▸ WRITTEN TASK
Return all lines with the word "JSON" in them.

* * * * *

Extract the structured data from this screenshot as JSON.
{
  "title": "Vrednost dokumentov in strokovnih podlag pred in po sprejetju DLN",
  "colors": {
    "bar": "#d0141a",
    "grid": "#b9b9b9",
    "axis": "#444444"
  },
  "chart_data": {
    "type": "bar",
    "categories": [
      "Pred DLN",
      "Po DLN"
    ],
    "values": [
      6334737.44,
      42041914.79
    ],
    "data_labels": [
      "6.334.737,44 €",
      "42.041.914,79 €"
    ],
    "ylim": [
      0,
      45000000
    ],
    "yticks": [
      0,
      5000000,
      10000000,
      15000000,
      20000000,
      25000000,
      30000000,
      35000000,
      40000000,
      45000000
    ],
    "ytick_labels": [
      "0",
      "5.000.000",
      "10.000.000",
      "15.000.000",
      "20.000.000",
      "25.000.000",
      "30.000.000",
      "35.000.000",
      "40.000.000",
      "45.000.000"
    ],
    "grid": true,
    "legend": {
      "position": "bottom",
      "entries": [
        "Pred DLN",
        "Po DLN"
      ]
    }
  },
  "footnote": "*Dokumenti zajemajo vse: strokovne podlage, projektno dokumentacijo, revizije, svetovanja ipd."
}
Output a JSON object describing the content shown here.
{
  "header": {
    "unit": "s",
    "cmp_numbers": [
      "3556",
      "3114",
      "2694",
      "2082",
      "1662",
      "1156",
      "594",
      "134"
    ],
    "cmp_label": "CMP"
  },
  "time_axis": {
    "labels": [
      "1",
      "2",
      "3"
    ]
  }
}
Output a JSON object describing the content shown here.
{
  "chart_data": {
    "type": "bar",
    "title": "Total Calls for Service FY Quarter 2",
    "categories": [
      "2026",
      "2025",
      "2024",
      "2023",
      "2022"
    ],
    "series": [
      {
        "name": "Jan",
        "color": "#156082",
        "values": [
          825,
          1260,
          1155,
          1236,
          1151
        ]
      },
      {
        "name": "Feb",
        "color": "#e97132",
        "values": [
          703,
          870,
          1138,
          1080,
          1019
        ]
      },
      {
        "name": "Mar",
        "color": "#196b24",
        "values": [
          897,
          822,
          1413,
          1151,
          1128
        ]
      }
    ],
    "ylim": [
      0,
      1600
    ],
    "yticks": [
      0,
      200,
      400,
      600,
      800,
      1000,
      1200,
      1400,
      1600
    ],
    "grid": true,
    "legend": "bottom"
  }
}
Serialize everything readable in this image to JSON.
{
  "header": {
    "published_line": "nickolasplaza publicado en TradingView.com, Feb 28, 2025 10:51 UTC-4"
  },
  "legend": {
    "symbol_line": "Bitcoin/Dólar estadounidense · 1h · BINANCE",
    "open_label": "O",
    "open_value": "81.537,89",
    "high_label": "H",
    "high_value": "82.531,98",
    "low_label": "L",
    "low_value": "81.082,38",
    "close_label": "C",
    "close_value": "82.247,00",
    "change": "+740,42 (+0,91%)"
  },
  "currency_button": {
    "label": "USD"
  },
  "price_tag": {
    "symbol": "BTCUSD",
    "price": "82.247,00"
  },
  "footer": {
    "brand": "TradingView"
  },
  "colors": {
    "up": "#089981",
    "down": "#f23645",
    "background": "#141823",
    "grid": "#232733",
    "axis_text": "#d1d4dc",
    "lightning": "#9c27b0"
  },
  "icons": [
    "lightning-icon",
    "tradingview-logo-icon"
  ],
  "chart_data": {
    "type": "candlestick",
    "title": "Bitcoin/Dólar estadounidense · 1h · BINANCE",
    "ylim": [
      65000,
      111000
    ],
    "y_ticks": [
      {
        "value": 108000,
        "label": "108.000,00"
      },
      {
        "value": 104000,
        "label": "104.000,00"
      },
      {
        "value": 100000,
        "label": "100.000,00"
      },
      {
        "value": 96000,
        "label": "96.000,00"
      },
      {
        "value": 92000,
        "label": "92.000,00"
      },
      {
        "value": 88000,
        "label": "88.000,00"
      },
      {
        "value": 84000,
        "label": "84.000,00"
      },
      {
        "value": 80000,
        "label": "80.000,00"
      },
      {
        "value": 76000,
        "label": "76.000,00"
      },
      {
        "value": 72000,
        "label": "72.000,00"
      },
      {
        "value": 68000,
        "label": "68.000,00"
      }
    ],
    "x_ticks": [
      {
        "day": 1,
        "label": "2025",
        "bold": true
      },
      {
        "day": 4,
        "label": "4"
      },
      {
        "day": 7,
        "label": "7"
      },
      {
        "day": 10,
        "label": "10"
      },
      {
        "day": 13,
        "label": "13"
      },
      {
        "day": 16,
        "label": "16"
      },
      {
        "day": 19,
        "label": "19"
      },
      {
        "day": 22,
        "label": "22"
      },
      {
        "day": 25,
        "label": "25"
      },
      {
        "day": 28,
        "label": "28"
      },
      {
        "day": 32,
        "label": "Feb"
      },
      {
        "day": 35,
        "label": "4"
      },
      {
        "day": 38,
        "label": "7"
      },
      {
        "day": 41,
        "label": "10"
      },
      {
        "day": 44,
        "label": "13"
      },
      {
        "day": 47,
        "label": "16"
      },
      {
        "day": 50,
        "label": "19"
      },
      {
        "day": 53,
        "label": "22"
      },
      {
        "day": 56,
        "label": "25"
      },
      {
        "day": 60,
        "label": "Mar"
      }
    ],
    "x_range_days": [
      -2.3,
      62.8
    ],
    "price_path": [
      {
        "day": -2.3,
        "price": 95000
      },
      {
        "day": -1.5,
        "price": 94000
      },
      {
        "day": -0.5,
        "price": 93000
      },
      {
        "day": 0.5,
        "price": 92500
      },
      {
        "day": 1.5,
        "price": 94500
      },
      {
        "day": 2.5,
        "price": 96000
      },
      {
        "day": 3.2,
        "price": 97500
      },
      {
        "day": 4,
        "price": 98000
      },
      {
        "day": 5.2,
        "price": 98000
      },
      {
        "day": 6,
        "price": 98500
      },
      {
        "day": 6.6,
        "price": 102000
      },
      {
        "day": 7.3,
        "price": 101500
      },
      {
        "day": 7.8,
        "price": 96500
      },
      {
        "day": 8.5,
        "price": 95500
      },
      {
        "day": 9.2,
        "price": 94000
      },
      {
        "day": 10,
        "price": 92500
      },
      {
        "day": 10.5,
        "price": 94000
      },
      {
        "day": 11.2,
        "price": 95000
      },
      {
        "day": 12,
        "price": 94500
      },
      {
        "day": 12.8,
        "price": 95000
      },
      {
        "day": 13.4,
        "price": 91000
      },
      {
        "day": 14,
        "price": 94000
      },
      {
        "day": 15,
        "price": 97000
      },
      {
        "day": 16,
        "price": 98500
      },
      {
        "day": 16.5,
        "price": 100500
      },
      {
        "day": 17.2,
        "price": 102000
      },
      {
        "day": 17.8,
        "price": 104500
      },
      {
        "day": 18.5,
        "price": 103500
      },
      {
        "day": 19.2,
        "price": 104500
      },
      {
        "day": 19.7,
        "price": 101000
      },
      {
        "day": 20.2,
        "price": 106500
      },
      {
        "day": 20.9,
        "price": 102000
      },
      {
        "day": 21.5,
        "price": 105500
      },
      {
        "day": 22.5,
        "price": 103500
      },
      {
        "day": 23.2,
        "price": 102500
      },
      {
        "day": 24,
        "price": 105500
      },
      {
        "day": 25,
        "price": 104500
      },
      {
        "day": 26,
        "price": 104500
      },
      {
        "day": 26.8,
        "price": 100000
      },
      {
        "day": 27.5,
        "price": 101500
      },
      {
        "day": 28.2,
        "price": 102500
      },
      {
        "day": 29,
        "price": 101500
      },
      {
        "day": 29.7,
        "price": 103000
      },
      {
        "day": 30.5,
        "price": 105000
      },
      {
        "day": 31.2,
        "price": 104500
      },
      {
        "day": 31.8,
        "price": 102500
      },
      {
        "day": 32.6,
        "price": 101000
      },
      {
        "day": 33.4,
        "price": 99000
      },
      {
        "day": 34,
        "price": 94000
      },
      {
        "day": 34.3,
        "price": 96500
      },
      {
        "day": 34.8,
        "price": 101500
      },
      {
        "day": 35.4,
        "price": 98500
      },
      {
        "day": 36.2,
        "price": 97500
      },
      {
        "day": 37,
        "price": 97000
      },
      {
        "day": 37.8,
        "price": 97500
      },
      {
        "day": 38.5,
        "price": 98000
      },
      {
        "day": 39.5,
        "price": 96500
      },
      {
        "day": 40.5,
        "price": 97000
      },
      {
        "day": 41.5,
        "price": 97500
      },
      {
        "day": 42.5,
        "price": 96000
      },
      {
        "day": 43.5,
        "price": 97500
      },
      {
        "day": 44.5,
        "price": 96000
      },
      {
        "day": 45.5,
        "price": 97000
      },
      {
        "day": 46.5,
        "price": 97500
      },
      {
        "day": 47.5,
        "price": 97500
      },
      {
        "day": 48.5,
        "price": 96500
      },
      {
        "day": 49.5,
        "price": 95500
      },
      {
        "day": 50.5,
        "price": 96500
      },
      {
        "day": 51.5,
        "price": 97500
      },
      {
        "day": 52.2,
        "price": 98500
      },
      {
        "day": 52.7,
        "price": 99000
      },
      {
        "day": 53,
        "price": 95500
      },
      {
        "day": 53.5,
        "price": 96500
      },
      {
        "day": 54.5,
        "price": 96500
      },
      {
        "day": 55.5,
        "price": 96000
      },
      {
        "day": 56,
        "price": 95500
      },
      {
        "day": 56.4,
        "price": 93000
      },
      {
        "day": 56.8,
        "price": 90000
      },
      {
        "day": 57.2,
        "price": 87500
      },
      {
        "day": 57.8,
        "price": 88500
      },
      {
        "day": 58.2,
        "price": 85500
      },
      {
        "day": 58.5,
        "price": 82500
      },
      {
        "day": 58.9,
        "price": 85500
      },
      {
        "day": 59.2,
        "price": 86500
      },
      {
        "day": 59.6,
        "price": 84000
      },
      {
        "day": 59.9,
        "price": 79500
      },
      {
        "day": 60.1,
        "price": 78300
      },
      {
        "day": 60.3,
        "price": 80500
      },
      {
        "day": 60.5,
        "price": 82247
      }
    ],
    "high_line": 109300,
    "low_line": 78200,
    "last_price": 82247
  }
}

* * * * *

▸ OUTPUT BELOW
Extract the structured data from this screenshot as JSON.
Output a JSON object describing the content shown here.
Output a JSON object describing the content shown here.
Serialize everything readable in this image to JSON.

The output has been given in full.